§ **WORK TO DO**
Repeat every line of the material, character for character.

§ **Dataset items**
_ _ _ _ _
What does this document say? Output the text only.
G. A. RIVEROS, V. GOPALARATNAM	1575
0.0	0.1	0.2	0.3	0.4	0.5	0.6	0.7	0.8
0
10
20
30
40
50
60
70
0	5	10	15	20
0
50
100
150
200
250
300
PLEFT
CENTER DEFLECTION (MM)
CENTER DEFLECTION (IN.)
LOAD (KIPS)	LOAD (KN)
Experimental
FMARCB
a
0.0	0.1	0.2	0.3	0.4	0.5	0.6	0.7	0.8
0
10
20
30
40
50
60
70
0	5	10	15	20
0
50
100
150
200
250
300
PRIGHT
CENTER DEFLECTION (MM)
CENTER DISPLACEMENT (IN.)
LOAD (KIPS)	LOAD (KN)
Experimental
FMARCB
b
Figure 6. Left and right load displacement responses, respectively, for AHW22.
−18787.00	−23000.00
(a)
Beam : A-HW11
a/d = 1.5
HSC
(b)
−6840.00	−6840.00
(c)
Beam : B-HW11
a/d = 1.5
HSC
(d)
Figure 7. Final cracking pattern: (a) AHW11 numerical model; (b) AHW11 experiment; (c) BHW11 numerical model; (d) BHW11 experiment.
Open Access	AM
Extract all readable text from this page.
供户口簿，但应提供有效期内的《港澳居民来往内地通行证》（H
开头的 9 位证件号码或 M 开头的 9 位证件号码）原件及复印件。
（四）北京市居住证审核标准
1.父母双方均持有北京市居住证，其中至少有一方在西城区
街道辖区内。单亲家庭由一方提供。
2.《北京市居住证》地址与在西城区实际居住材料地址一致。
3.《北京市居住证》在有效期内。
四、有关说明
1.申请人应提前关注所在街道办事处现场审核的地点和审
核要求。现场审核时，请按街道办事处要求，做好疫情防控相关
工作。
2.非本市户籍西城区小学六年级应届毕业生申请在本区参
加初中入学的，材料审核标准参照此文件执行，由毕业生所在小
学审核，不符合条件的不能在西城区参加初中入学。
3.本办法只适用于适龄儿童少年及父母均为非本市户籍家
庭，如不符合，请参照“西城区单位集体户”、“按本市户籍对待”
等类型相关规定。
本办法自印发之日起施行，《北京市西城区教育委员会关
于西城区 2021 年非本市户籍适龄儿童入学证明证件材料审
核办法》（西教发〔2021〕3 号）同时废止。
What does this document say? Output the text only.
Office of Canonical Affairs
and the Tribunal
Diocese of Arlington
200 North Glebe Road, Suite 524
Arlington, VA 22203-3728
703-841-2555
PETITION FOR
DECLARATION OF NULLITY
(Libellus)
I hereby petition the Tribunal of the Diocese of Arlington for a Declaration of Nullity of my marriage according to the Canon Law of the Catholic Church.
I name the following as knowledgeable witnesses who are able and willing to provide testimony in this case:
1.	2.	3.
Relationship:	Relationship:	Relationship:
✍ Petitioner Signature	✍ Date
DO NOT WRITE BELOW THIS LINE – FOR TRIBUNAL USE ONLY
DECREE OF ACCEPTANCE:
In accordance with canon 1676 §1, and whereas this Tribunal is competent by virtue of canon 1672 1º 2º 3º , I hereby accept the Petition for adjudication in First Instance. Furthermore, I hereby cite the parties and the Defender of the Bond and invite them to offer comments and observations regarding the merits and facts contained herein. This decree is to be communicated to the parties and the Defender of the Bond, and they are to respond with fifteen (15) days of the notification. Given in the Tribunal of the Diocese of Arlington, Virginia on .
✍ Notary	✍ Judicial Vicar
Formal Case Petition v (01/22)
_ _ _ _ _
§ **EXPECTED OUTPUT**
What does this document say? Output the text only.
G. A. RIVEROS, V. GOPALARATNAM	1575
0.0	0.1	0.2	0.3	0.4	0.5	0.6	0.7	0.8
0
10
20
30
40
50
60
70
0	5	10	15	20
0
50
100
150
200
250
300
PLEFT
CENTER DEFLECTION (MM)
CENTER DEFLECTION (IN.)
LOAD (KIPS)	LOAD (KN)
Experimental
FMARCB
a
0.0	0.1	0.2	0.3	0.4	0.5	0.6	0.7	0.8
0
10
20
30
40
50
60
70
0	5	10	15	20
0
50
100
150
200
250
300
PRIGHT
CENTER DEFLECTION (MM)
CENTER DISPLACEMENT (IN.)
LOAD (KIPS)	LOAD (KN)
Experimental
FMARCB
b
Figure 6. Left and right load displacement responses, respectively, for AHW22.
−18787.00	−23000.00
(a)
Beam : A-HW11
a/d = 1.5
HSC
(b)
−6840.00	−6840.00
(c)
Beam : B-HW11
a/d = 1.5
HSC
(d)
Figure 7. Final cracking pattern: (a) AHW11 numerical model; (b) AHW11 experiment; (c) BHW11 numerical model; (d) BHW11 experiment.
Open Access	AM
Extract all readable text from this page.
供户口簿，但应提供有效期内的《港澳居民来往内地通行证》（H
开头的 9 位证件号码或 M 开头的 9 位证件号码）原件及复印件。
（四）北京市居住证审核标准
1.父母双方均持有北京市居住证，其中至少有一方在西城区
街道辖区内。单亲家庭由一方提供。
2.《北京市居住证》地址与在西城区实际居住材料地址一致。
3.《北京市居住证》在有效期内。
四、有关说明
1.申请人应提前关注所在街道办事处现场审核的地点和审
核要求。现场审核时，请按街道办事处要求，做好疫情防控相关
工作。
2.非本市户籍西城区小学六年级应届毕业生申请在本区参
加初中入学的，材料审核标准参照此文件执行，由毕业生所在小
学审核，不符合条件的不能在西城区参加初中入学。
3.本办法只适用于适龄儿童少年及父母均为非本市户籍家
庭，如不符合，请参照“西城区单位集体户”、“按本市户籍对待”
等类型相关规定。
本办法自印发之日起施行，《北京市西城区教育委员会关
于西城区 2021 年非本市户籍适龄儿童入学证明证件材料审
核办法》（西教发〔2021〕3 号）同时废止。
What does this document say? Output the text only.
Office of Canonical Affairs
and the Tribunal
Diocese of Arlington
200 North Glebe Road, Suite 524
Arlington, VA 22203-3728
703-841-2555
PETITION FOR
DECLARATION OF NULLITY
(Libellus)
I hereby petition the Tribunal of the Diocese of Arlington for a Declaration of Nullity of my marriage according to the Canon Law of the Catholic Church.
I name the following as knowledgeable witnesses who are able and willing to provide testimony in this case:
1.	2.	3.
Relationship:	Relationship:	Relationship:
✍ Petitioner Signature	✍ Date
DO NOT WRITE BELOW THIS LINE – FOR TRIBUNAL USE ONLY
DECREE OF ACCEPTANCE:
In accordance with canon 1676 §1, and whereas this Tribunal is competent by virtue of canon 1672 1º 2º 3º , I hereby accept the Petition for adjudication in First Instance. Furthermore, I hereby cite the parties and the Defender of the Bond and invite them to offer comments and observations regarding the merits and facts contained herein. This decree is to be communicated to the parties and the Defender of the Bond, and they are to respond with fifteen (15) days of the notification. Given in the Tribunal of the Diocese of Arlington, Virginia on .
✍ Notary	✍ Judicial Vicar
Formal Case Petition v (01/22)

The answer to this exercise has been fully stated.